What is expected: Find the word "your" in the material below and gather every line that contains it.

* start Data extract *

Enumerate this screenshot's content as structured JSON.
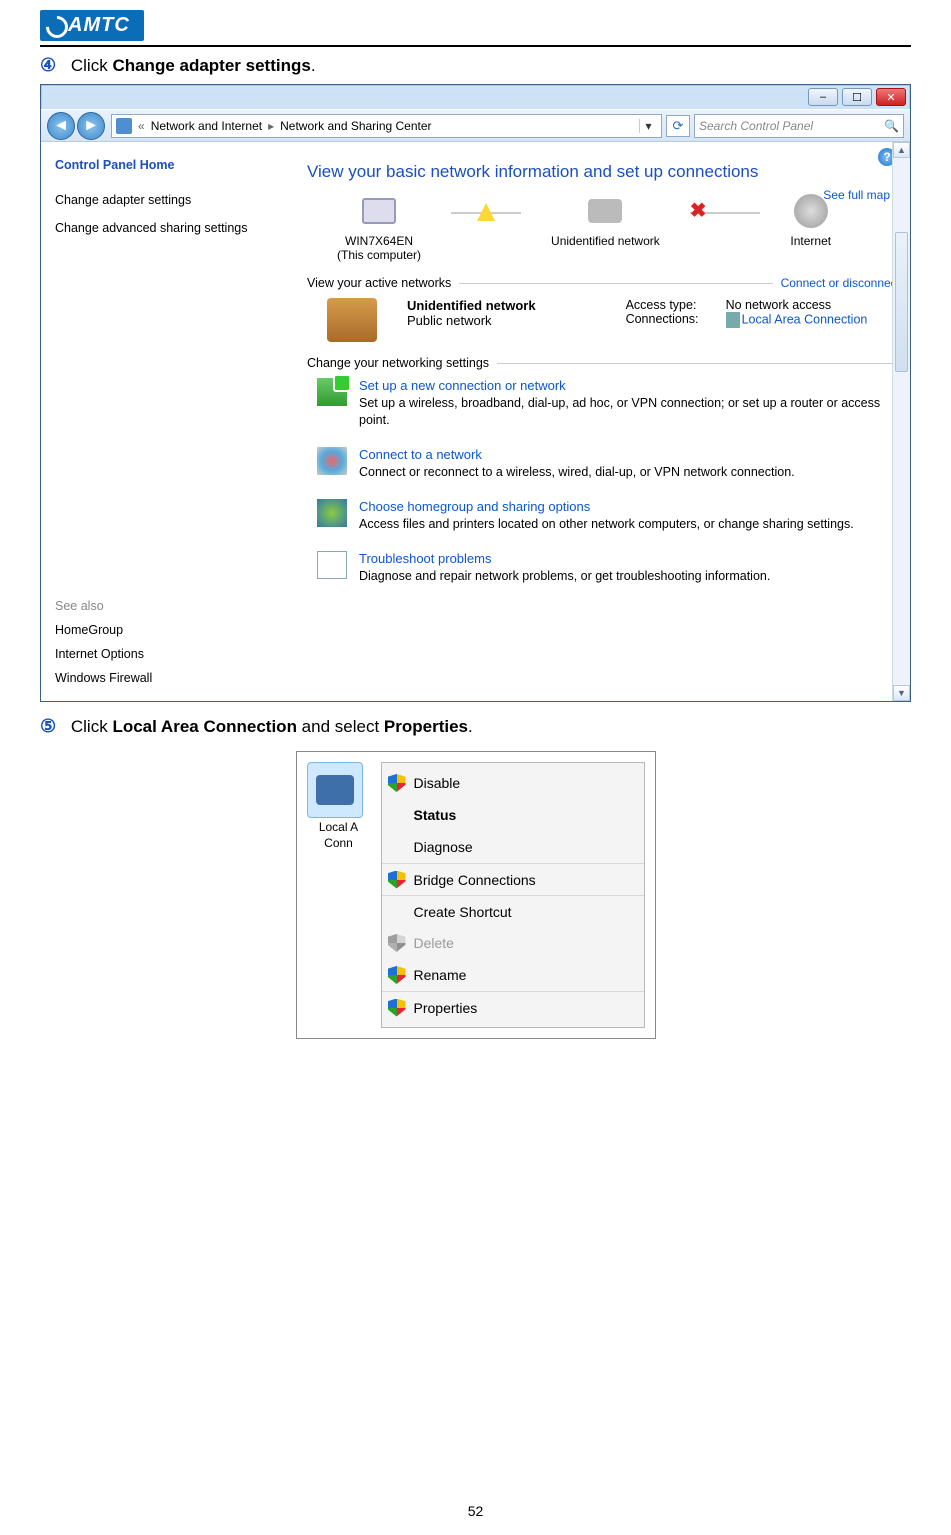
{
  "logo_text": "AMTC",
  "page_number": "52",
  "step4": {
    "num": "④",
    "prefix": "Click ",
    "bold": "Change adapter settings",
    "suffix": "."
  },
  "step5": {
    "num": "⑤",
    "prefix": "Click ",
    "bold1": "Local Area Connection",
    "mid": " and select ",
    "bold2": "Properties",
    "suffix": "."
  },
  "nav": {
    "bc_sep1": "«",
    "bc_item1": "Network and Internet",
    "bc_arrow": "▸",
    "bc_item2": "Network and Sharing Center",
    "bc_drop": "▾",
    "refresh": "⟳",
    "search_placeholder": "Search Control Panel",
    "search_icon": "🔍"
  },
  "sidebar": {
    "cp_home": "Control Panel Home",
    "change_adapter": "Change adapter settings",
    "change_sharing": "Change advanced sharing settings",
    "see_also": "See also",
    "homegroup": "HomeGroup",
    "inet_opts": "Internet Options",
    "firewall": "Windows Firewall"
  },
  "main": {
    "help": "?",
    "heading": "View your basic network information and set up connections",
    "see_map": "See full map",
    "node1": "WIN7X64EN",
    "node1_sub": "(This computer)",
    "node2": "Unidentified network",
    "node3": "Internet",
    "view_active": "View your active networks",
    "connect_disconnect": "Connect or disconnect",
    "unid_net": "Unidentified network",
    "pub_net": "Public network",
    "access_label": "Access type:",
    "access_val": "No network access",
    "conn_label": "Connections:",
    "conn_val": "Local Area Connection",
    "change_settings": "Change your networking settings",
    "ns1_title": "Set up a new connection or network",
    "ns1_desc": "Set up a wireless, broadband, dial-up, ad hoc, or VPN connection; or set up a router or access point.",
    "ns2_title": "Connect to a network",
    "ns2_desc": "Connect or reconnect to a wireless, wired, dial-up, or VPN network connection.",
    "ns3_title": "Choose homegroup and sharing options",
    "ns3_desc": "Access files and printers located on other network computers, or change sharing settings.",
    "ns4_title": "Troubleshoot problems",
    "ns4_desc": "Diagnose and repair network problems, or get troubleshooting information."
  },
  "ctx": {
    "sel_label_1": "Local A",
    "sel_label_2": "Conn",
    "disable": "Disable",
    "status": "Status",
    "diagnose": "Diagnose",
    "bridge": "Bridge Connections",
    "shortcut": "Create Shortcut",
    "delete": "Delete",
    "rename": "Rename",
    "properties": "Properties"
  },
  "winbuttons": {
    "min": "–",
    "max": "☐",
    "close": "✕"
  },
  "scroll": {
    "up": "▲",
    "down": "▼"
  }
}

* end Data extract *

Solved problem:
    "heading": "View your basic network information and set up connections",
    "view_active": "View your active networks",
    "change_settings": "Change your networking settings",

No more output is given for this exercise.